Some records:
--------------------------------------------------
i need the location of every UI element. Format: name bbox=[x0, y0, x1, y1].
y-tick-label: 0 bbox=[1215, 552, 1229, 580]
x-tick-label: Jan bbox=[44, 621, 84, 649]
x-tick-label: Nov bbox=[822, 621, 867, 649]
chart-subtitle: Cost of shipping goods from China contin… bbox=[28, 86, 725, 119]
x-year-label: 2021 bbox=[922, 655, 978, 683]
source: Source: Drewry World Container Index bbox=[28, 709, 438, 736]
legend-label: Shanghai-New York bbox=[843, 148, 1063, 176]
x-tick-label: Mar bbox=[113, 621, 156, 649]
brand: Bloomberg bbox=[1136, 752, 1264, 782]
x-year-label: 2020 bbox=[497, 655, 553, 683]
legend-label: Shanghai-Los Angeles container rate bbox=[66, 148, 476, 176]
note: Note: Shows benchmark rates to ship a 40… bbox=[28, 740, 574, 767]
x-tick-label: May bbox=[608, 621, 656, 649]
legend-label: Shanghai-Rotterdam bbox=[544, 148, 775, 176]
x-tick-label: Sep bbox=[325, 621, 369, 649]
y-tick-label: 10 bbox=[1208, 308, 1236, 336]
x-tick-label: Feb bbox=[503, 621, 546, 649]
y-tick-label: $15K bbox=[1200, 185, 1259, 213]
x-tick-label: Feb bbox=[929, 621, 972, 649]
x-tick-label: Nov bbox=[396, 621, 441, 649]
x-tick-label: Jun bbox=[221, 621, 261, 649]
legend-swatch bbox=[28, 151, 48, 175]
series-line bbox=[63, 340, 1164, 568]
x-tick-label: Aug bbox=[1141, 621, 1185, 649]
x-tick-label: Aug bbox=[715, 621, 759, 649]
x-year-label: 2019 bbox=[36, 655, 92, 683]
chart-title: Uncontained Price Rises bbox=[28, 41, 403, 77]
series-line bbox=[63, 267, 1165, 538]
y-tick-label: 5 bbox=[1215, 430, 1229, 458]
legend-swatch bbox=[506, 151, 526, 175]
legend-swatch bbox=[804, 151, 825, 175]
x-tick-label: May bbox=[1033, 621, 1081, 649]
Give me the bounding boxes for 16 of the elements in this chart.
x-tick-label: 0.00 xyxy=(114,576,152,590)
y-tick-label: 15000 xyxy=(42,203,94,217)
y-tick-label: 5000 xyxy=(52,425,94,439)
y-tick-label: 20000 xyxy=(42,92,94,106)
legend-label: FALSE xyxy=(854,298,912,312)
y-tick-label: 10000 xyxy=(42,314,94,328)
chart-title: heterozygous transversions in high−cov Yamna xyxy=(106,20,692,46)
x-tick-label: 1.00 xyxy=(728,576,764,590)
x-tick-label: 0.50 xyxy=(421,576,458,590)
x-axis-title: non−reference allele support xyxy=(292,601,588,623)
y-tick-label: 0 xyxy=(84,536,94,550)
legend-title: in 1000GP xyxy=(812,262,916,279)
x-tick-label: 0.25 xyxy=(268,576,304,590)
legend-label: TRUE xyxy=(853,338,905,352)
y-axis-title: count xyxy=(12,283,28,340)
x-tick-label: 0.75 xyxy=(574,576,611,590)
--------------------------------------------------
■ **The task**
Lay out the lines from the start of the records through the line containing "y-tick-label: 20000 xyxy=(42,92,94,106)" as a Markdown table with the columns No. and Line, numbering each row and skipping blank lines.

■ **Exercise result**
| No. | Line |
|---|---|
| 1 | i need the location of every UI element. Format: name bbox=[x0, y0, x1, y1]. |
| 2 | y-tick-label: 0 bbox=[1215, 552, 1229, 580] |
| 3 | x-tick-label: Jan bbox=[44, 621, 84, 649] |
| 4 | x-tick-label: Nov bbox=[822, 621, 867, 649] |
| 5 | chart-subtitle: Cost of shipping goods from China contin… bbox=[28, 86, 725, 119] |
| 6 | x-year-label: 2021 bbox=[922, 655, 978, 683] |
| 7 | source: Source: Drewry World Container Index bbox=[28, 709, 438, 736] |
| 8 | legend-label: Shanghai-New York bbox=[843, 148, 1063, 176] |
| 9 | x-tick-label: Mar bbox=[113, 621, 156, 649] |
| 10 | brand: Bloomberg bbox=[1136, 752, 1264, 782] |
| 11 | x-year-label: 2020 bbox=[497, 655, 553, 683] |
| 12 | legend-label: Shanghai-Los Angeles container rate bbox=[66, 148, 476, 176] |
| 13 | note: Note: Shows benchmark rates to ship a 40… bbox=[28, 740, 574, 767] |
| 14 | x-tick-label: May bbox=[608, 621, 656, 649] |
| 15 | legend-label: Shanghai-Rotterdam bbox=[544, 148, 775, 176] |
| 16 | x-tick-label: Sep bbox=[325, 621, 369, 649] |
| 17 | y-tick-label: 10 bbox=[1208, 308, 1236, 336] |
| 18 | x-tick-label: Feb bbox=[503, 621, 546, 649] |
| 19 | y-tick-label: $15K bbox=[1200, 185, 1259, 213] |
| 20 | x-tick-label: Feb bbox=[929, 621, 972, 649] |
| 21 | x-tick-label: Nov bbox=[396, 621, 441, 649] |
| 22 | x-tick-label: Jun bbox=[221, 621, 261, 649] |
| 23 | legend-swatch bbox=[28, 151, 48, 175] |
| 24 | series-line bbox=[63, 340, 1164, 568] |
| 25 | x-tick-label: Aug bbox=[1141, 621, 1185, 649] |
| 26 | x-tick-label: Aug bbox=[715, 621, 759, 649] |
| 27 | x-year-label: 2019 bbox=[36, 655, 92, 683] |
| 28 | chart-title: Uncontained Price Rises bbox=[28, 41, 403, 77] |
| 29 | series-line bbox=[63, 267, 1165, 538] |
| 30 | y-tick-label: 5 bbox=[1215, 430, 1229, 458] |
| 31 | legend-swatch bbox=[506, 151, 526, 175] |
| 32 | legend-swatch bbox=[804, 151, 825, 175] |
| 33 | x-tick-label: May bbox=[1033, 621, 1081, 649] |
| 34 | Give me the bounding boxes for 16 of the elements in this chart. |
| 35 | x-tick-label: 0.00 xyxy=(114,576,152,590) |
| 36 | y-tick-label: 15000 xyxy=(42,203,94,217) |
| 37 | y-tick-label: 5000 xyxy=(52,425,94,439) |
| 38 | y-tick-label: 20000 xyxy=(42,92,94,106) |